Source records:
※
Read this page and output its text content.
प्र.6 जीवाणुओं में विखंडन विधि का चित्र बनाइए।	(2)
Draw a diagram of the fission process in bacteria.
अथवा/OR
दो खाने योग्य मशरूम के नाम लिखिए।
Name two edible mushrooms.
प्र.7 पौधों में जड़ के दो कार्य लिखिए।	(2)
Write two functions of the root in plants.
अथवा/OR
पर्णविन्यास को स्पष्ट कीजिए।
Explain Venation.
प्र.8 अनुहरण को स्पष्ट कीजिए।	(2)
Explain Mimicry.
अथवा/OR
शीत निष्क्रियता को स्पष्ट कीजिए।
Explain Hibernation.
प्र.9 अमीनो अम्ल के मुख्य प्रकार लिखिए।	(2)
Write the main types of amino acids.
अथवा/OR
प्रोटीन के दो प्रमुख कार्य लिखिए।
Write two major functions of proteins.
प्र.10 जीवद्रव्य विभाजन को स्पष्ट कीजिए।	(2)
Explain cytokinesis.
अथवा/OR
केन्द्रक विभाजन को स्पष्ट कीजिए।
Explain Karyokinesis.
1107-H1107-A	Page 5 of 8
※
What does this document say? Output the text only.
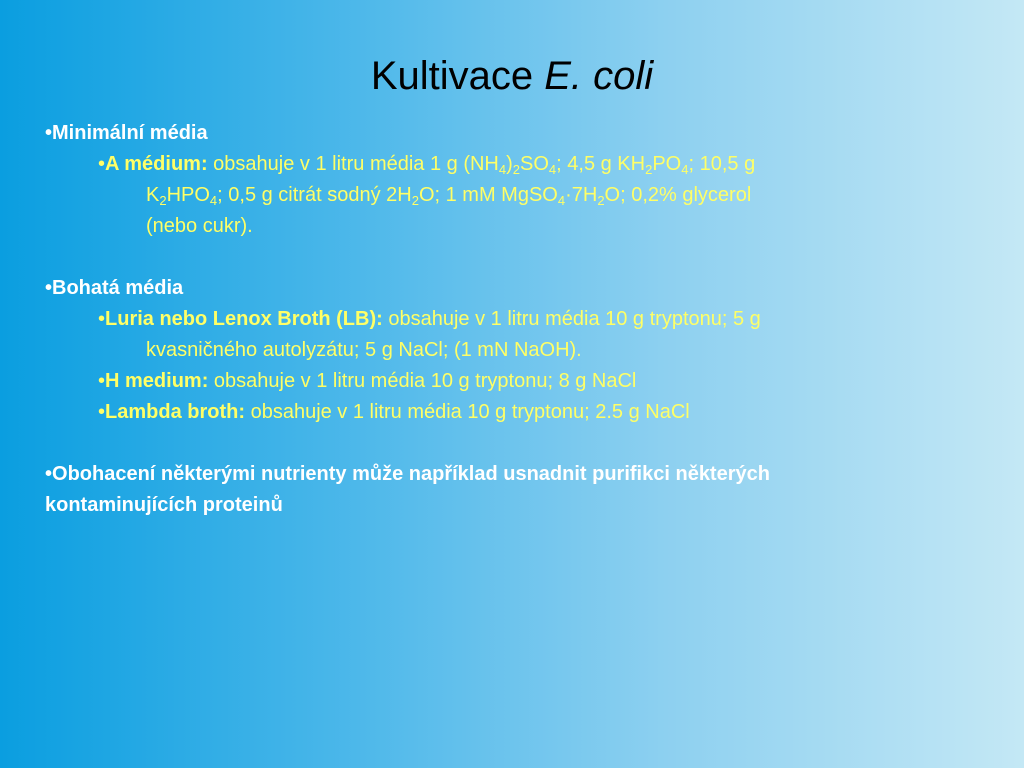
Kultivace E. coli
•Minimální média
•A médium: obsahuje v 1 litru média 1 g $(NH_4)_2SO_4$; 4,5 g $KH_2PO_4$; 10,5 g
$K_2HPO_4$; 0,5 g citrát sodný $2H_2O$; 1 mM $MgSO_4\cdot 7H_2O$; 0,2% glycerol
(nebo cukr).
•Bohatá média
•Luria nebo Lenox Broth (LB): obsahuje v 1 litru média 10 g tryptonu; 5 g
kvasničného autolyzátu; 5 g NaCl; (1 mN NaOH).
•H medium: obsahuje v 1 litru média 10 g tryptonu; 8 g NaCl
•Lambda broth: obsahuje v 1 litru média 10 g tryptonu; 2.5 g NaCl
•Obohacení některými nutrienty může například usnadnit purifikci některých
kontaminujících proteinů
※
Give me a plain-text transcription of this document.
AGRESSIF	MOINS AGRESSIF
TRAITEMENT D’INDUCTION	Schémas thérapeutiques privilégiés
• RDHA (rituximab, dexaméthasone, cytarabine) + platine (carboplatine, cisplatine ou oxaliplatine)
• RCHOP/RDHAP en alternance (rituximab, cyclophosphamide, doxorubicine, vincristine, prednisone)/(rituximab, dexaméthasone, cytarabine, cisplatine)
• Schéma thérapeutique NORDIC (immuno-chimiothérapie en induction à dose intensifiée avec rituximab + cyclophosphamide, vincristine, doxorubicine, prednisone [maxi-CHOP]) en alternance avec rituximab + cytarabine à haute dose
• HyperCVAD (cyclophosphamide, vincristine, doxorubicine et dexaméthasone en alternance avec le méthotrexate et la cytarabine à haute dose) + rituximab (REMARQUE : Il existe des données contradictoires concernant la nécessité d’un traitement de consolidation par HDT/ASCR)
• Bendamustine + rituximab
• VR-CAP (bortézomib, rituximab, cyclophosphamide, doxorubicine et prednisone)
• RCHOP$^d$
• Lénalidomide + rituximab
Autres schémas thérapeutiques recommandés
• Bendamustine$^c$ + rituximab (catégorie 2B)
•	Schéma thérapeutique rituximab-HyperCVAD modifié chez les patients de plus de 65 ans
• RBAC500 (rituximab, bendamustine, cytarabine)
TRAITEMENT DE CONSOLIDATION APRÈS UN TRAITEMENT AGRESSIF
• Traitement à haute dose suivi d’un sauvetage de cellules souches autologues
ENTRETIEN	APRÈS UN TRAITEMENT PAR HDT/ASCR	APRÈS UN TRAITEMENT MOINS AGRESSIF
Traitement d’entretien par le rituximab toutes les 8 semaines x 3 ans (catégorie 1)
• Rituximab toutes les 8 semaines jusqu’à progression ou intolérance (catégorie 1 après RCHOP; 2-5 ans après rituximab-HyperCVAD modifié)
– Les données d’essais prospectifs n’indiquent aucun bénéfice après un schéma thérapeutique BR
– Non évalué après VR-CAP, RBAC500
※
== The task ==
Find each line above that contains "rituximab", and copy those lines.

== Task response ==
• RDHA (rituximab, dexaméthasone, cytarabine) + platine (carboplatine, cisplatine ou oxaliplatine)
• RCHOP/RDHAP en alternance (rituximab, cyclophosphamide, doxorubicine, vincristine, prednisone)/(rituximab, dexaméthasone, cytarabine, cisplatine)
• Schéma thérapeutique NORDIC (immuno-chimiothérapie en induction à dose intensifiée avec rituximab + cyclophosphamide, vincristine, doxorubicine, prednisone [maxi-CHOP]) en alternance avec rituximab + cytarabine à haute dose
• HyperCVAD (cyclophosphamide, vincristine, doxorubicine et dexaméthasone en alternance avec le méthotrexate et la cytarabine à haute dose) + rituximab (REMARQUE : Il existe des données contradictoires concernant la nécessité d’un traitement de consolidation par HDT/ASCR)
• Bendamustine + rituximab
• VR-CAP (bortézomib, rituximab, cyclophosphamide, doxorubicine et prednisone)
• Lénalidomide + rituximab
• Bendamustine$^c$ + rituximab (catégorie 2B)
•	Schéma thérapeutique rituximab-HyperCVAD modifié chez les patients de plus de 65 ans
• RBAC500 (rituximab, bendamustine, cytarabine)
Traitement d’entretien par le rituximab toutes les 8 semaines x 3 ans (catégorie 1)
• Rituximab toutes les 8 semaines jusqu’à progression ou intolérance (catégorie 1 après RCHOP; 2-5 ans après rituximab-HyperCVAD modifié)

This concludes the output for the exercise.